Required task
Provide an exact transcription of all the records.

######

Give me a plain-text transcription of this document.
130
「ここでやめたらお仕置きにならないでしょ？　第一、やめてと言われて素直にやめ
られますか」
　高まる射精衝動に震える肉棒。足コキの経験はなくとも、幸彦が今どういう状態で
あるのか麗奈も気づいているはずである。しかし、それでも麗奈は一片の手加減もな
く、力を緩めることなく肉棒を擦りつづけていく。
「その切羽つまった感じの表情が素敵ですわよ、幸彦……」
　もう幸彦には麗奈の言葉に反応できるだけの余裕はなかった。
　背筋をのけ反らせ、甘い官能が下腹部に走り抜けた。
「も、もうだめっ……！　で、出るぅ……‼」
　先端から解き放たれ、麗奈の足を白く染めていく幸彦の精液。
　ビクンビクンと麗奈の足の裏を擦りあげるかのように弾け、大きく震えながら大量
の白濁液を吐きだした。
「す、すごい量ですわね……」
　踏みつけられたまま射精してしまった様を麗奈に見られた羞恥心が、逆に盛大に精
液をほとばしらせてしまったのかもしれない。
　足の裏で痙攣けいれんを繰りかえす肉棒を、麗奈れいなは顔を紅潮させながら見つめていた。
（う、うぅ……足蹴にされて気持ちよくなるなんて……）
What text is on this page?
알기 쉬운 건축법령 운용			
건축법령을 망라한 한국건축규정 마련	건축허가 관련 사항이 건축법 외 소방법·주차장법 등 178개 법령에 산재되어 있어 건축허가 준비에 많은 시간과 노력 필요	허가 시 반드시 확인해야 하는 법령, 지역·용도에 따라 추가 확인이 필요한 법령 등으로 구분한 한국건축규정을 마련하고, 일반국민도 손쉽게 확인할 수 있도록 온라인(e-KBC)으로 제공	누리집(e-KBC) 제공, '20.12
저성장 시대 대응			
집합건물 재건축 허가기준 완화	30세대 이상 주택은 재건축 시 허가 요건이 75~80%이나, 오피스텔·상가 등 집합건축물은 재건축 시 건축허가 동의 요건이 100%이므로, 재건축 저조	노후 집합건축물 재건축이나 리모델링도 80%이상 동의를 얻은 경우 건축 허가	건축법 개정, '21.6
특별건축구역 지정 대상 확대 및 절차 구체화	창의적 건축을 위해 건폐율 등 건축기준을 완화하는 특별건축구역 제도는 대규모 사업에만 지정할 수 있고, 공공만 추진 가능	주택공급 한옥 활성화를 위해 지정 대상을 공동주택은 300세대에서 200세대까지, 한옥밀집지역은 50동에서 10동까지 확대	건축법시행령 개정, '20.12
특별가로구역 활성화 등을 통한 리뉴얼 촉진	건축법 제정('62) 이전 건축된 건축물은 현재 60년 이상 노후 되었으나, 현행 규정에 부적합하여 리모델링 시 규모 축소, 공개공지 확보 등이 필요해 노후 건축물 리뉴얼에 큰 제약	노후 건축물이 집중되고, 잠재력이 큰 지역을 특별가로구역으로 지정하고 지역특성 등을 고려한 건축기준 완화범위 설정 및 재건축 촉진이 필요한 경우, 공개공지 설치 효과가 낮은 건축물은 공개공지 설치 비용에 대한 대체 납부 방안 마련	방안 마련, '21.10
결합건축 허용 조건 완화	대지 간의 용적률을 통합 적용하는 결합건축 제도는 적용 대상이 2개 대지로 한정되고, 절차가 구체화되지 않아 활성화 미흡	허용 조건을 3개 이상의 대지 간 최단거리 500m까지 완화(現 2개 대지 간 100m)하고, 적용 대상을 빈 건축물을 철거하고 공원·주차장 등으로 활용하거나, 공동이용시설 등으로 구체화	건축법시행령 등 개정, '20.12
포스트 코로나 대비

######

Exercise response
Give me a plain-text transcription of this document.
130
「ここでやめたらお仕置きにならないでしょ？　第一、やめてと言われて素直にやめ
られますか」
　高まる射精衝動に震える肉棒。足コキの経験はなくとも、幸彦が今どういう状態で
あるのか麗奈も気づいているはずである。しかし、それでも麗奈は一片の手加減もな
く、力を緩めることなく肉棒を擦りつづけていく。
「その切羽つまった感じの表情が素敵ですわよ、幸彦……」
　もう幸彦には麗奈の言葉に反応できるだけの余裕はなかった。
　背筋をのけ反らせ、甘い官能が下腹部に走り抜けた。
「も、もうだめっ……！　で、出るぅ……‼」
　先端から解き放たれ、麗奈の足を白く染めていく幸彦の精液。
　ビクンビクンと麗奈の足の裏を擦りあげるかのように弾け、大きく震えながら大量
の白濁液を吐きだした。
「す、すごい量ですわね……」
　踏みつけられたまま射精してしまった様を麗奈に見られた羞恥心が、逆に盛大に精
液をほとばしらせてしまったのかもしれない。
　足の裏で痙攣けいれんを繰りかえす肉棒を、麗奈れいなは顔を紅潮させながら見つめていた。
（う、うぅ……足蹴にされて気持ちよくなるなんて……）
What text is on this page?
알기 쉬운 건축법령 운용			
건축법령을 망라한 한국건축규정 마련	건축허가 관련 사항이 건축법 외 소방법·주차장법 등 178개 법령에 산재되어 있어 건축허가 준비에 많은 시간과 노력 필요	허가 시 반드시 확인해야 하는 법령, 지역·용도에 따라 추가 확인이 필요한 법령 등으로 구분한 한국건축규정을 마련하고, 일반국민도 손쉽게 확인할 수 있도록 온라인(e-KBC)으로 제공	누리집(e-KBC) 제공, '20.12
저성장 시대 대응			
집합건물 재건축 허가기준 완화	30세대 이상 주택은 재건축 시 허가 요건이 75~80%이나, 오피스텔·상가 등 집합건축물은 재건축 시 건축허가 동의 요건이 100%이므로, 재건축 저조	노후 집합건축물 재건축이나 리모델링도 80%이상 동의를 얻은 경우 건축 허가	건축법 개정, '21.6
특별건축구역 지정 대상 확대 및 절차 구체화	창의적 건축을 위해 건폐율 등 건축기준을 완화하는 특별건축구역 제도는 대규모 사업에만 지정할 수 있고, 공공만 추진 가능	주택공급 한옥 활성화를 위해 지정 대상을 공동주택은 300세대에서 200세대까지, 한옥밀집지역은 50동에서 10동까지 확대	건축법시행령 개정, '20.12
특별가로구역 활성화 등을 통한 리뉴얼 촉진	건축법 제정('62) 이전 건축된 건축물은 현재 60년 이상 노후 되었으나, 현행 규정에 부적합하여 리모델링 시 규모 축소, 공개공지 확보 등이 필요해 노후 건축물 리뉴얼에 큰 제약	노후 건축물이 집중되고, 잠재력이 큰 지역을 특별가로구역으로 지정하고 지역특성 등을 고려한 건축기준 완화범위 설정 및 재건축 촉진이 필요한 경우, 공개공지 설치 효과가 낮은 건축물은 공개공지 설치 비용에 대한 대체 납부 방안 마련	방안 마련, '21.10
결합건축 허용 조건 완화	대지 간의 용적률을 통합 적용하는 결합건축 제도는 적용 대상이 2개 대지로 한정되고, 절차가 구체화되지 않아 활성화 미흡	허용 조건을 3개 이상의 대지 간 최단거리 500m까지 완화(現 2개 대지 간 100m)하고, 적용 대상을 빈 건축물을 철거하고 공원·주차장 등으로 활용하거나, 공동이용시설 등으로 구체화	건축법시행령 등 개정, '20.12
포스트 코로나 대비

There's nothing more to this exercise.